From the entries below, gather each line containing the word "study".

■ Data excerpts
########################################

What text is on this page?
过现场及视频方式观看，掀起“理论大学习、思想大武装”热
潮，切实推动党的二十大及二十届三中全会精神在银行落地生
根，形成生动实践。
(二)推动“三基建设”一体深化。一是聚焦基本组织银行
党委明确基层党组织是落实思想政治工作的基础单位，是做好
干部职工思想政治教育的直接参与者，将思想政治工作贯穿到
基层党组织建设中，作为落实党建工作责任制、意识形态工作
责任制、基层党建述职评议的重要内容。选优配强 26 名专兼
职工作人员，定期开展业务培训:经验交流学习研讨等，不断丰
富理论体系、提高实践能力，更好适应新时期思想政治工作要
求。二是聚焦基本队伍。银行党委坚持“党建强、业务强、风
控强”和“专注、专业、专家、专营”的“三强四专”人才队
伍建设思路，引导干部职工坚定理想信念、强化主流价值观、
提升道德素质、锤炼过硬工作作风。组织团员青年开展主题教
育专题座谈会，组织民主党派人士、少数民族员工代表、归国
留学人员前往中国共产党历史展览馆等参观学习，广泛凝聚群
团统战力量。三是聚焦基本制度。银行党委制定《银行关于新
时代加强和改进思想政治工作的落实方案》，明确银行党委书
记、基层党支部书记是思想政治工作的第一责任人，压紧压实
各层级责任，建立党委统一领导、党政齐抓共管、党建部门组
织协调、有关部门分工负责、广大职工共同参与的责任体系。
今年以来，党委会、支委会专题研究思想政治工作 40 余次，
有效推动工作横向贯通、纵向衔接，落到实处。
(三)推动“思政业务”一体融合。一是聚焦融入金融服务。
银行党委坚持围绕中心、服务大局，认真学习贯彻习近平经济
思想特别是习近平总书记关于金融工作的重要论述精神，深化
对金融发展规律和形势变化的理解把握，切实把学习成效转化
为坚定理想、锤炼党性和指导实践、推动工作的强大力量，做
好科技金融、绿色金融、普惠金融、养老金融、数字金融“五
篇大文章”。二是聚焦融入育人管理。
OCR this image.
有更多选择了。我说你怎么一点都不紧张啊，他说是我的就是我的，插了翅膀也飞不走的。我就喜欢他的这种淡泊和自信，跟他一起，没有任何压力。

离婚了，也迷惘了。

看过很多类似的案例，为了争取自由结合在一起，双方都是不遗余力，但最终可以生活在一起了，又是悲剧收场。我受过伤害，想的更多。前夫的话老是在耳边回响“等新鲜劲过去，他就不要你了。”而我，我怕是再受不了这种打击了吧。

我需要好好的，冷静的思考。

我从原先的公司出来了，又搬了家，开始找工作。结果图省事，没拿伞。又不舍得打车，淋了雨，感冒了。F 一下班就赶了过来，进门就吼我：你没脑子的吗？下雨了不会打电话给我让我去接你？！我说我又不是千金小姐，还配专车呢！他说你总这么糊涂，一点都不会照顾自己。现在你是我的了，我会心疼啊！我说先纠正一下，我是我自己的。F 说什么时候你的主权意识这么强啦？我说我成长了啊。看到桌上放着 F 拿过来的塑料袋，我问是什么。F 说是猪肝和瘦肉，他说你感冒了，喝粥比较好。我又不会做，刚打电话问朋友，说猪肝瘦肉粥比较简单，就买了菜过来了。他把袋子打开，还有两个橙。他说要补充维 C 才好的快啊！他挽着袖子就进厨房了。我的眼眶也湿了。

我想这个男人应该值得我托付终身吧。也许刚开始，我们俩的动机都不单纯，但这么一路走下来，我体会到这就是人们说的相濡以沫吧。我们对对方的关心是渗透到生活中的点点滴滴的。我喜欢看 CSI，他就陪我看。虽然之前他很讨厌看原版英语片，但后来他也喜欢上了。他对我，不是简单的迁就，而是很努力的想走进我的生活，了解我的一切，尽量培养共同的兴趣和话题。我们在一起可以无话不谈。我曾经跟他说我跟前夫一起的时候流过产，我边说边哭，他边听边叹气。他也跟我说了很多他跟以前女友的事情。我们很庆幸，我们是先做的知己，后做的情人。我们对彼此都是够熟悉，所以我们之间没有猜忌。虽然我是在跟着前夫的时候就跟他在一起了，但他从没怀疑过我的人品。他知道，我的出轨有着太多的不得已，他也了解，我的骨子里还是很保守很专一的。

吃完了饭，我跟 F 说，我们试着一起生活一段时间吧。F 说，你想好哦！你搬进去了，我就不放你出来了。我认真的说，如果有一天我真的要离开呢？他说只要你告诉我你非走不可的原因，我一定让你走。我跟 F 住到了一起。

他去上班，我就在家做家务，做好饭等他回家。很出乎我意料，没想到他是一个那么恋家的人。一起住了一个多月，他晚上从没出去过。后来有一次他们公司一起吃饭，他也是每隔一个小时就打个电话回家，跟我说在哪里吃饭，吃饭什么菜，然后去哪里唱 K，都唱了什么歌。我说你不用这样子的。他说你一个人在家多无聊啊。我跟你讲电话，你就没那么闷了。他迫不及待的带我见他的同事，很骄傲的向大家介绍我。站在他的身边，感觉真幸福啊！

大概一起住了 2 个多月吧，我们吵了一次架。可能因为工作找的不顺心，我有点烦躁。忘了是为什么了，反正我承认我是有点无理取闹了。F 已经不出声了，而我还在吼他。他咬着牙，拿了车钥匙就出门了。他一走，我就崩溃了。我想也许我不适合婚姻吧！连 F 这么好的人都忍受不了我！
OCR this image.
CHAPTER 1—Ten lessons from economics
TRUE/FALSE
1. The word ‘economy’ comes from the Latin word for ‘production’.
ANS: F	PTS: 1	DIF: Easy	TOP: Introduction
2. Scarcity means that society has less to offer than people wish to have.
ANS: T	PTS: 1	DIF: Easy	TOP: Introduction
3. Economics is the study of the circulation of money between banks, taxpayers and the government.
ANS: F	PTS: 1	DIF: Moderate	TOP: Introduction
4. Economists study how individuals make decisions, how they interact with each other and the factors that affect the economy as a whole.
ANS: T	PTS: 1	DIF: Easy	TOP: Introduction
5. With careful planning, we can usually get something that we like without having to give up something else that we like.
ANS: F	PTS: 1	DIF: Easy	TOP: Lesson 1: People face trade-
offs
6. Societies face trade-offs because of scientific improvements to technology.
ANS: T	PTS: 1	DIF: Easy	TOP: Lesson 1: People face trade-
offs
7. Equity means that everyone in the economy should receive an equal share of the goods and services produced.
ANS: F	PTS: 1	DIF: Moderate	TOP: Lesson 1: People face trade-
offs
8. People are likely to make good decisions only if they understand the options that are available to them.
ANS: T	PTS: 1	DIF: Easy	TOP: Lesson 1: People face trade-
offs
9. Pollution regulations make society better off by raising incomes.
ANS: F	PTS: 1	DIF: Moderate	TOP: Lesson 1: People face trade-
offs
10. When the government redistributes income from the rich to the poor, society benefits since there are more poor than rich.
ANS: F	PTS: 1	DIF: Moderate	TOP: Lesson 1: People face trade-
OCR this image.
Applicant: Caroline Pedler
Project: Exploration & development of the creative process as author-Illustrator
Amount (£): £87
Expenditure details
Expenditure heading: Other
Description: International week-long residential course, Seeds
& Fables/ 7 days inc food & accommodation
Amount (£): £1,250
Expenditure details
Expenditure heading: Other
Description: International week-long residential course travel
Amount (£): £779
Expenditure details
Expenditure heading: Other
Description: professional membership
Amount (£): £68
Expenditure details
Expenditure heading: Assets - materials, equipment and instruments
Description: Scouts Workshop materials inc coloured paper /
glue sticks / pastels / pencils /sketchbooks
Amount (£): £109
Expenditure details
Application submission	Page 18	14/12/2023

########################################

■ Full solution
3. Economics is the study of the circulation of money between banks, taxpayers and the government.
4. Economists study how individuals make decisions, how they interact with each other and the factors that affect the economy as a whole.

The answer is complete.